Dataset excerpt:
(begin)

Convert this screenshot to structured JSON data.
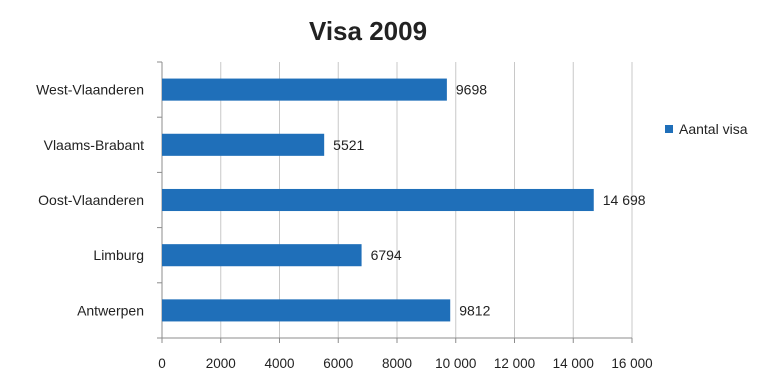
{
  "chart_data": {
    "type": "bar",
    "orientation": "horizontal",
    "title": "Visa 2009",
    "xlabel": "",
    "ylabel": "",
    "categories": [
      "West-Vlaanderen",
      "Vlaams-Brabant",
      "Oost-Vlaanderen",
      "Limburg",
      "Antwerpen"
    ],
    "series": [
      {
        "name": "Aantal visa",
        "values": [
          9698,
          5521,
          14698,
          6794,
          9812
        ],
        "data_labels": [
          "9698",
          "5521",
          "14 698",
          "6794",
          "9812"
        ],
        "color": "#1F6FB9"
      }
    ],
    "xlim": [
      0,
      16000
    ],
    "x_ticks": [
      0,
      2000,
      4000,
      6000,
      8000,
      10000,
      12000,
      14000,
      16000
    ],
    "x_tick_labels": [
      "0",
      "2000",
      "4000",
      "6000",
      "8000",
      "10 000",
      "12 000",
      "14 000",
      "16 000"
    ],
    "grid": "vertical",
    "legend_position": "right"
  }
}
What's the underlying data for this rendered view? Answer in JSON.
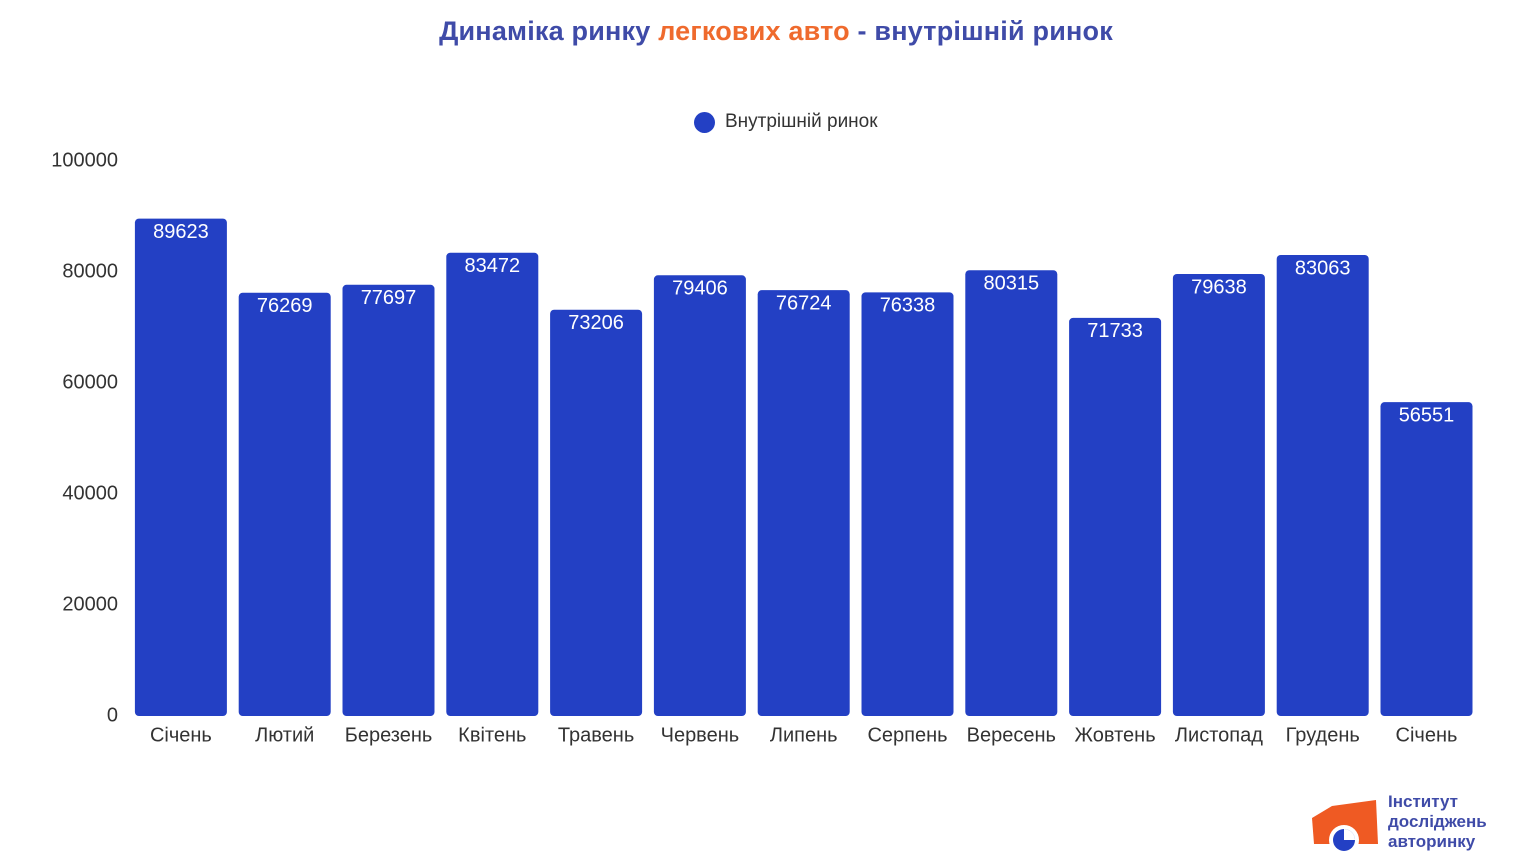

(end)

__DIRECTIONS__
List the lines of the records where "this" occurs.

__THE RESULT__
Convert this screenshot to structured JSON data.
What's the underlying data for this rendered view? Answer in JSON.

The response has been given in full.